- RECORDS FOR THIS EXERCISE:
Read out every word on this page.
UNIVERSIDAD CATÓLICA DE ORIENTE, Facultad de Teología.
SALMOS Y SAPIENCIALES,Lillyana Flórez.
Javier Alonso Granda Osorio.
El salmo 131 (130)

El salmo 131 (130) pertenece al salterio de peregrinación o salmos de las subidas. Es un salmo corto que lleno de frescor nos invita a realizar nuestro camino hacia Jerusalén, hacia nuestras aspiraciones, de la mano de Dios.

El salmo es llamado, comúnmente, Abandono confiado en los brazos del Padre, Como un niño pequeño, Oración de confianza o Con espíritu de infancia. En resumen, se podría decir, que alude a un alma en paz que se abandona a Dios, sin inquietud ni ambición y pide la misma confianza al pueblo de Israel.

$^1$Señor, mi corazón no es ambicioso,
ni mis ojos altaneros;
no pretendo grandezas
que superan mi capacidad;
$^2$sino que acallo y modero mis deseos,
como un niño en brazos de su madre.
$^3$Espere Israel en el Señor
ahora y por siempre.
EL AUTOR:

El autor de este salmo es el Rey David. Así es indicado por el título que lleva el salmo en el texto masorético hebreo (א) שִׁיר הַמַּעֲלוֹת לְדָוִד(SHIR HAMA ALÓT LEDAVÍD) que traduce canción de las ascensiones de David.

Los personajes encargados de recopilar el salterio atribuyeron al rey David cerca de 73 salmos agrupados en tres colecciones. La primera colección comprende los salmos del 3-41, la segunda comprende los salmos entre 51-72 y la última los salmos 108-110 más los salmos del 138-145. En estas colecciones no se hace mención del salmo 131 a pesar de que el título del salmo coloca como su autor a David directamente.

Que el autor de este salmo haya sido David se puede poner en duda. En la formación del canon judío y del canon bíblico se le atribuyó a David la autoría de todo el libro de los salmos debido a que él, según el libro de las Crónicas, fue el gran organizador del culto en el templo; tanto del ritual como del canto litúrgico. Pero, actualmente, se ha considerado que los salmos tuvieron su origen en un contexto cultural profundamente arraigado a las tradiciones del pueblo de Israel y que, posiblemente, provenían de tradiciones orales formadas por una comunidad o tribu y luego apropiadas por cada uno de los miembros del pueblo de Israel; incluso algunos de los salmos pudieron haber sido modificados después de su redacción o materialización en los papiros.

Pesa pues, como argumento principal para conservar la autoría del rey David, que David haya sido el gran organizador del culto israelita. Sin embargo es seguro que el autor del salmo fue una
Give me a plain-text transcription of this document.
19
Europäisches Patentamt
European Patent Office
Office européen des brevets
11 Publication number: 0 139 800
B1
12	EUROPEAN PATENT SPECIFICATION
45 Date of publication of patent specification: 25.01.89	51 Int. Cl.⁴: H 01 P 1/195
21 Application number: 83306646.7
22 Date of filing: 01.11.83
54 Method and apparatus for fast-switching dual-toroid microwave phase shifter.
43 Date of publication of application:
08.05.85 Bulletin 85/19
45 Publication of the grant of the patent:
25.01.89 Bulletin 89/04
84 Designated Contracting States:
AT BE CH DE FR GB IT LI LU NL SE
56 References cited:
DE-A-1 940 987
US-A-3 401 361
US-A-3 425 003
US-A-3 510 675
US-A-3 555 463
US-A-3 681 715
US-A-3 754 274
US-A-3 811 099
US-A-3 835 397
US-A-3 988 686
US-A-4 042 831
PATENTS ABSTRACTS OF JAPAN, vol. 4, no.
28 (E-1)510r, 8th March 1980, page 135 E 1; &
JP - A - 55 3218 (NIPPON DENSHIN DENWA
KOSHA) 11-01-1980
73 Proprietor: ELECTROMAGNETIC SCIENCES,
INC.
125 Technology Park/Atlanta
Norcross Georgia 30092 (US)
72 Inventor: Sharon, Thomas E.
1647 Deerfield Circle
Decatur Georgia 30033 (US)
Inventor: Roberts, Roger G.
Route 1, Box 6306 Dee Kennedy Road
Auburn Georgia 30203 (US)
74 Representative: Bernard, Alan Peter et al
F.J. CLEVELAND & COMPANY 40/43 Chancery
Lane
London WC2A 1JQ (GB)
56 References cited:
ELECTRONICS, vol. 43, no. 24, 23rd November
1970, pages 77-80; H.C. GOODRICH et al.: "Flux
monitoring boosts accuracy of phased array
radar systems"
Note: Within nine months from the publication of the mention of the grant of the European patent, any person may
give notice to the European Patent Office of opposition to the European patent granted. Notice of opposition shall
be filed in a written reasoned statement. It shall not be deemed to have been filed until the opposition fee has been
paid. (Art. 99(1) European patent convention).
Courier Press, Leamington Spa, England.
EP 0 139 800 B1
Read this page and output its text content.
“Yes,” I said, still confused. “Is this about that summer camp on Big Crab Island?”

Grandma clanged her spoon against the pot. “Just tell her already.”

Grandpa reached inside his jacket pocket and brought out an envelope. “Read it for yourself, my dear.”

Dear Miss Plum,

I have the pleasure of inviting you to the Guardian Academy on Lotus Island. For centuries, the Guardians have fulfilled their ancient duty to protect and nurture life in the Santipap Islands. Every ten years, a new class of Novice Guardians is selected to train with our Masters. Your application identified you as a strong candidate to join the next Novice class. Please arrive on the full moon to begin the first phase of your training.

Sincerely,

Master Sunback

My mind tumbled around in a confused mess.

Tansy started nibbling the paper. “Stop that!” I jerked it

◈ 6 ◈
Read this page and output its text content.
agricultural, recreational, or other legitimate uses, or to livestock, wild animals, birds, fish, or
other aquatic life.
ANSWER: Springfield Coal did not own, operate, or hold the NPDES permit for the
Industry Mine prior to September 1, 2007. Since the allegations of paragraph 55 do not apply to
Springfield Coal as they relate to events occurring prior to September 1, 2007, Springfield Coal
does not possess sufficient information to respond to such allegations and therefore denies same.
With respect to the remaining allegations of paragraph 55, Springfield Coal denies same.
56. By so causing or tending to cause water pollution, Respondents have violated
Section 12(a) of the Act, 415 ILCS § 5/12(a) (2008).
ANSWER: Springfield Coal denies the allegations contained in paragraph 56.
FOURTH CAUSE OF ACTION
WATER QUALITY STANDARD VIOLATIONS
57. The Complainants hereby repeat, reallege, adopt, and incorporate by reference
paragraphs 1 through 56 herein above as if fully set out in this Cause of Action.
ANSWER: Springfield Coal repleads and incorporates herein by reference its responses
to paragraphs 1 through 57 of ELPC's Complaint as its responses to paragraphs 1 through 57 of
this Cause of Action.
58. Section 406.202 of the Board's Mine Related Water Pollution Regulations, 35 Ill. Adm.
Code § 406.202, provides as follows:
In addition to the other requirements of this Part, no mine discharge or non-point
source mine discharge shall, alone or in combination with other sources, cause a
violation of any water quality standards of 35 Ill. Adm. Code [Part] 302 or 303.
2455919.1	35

- WHAT THE TASK ASKS:
Going through the data, tally the lines containing "number" and report only the result.

- OUTPUT BELOW:
2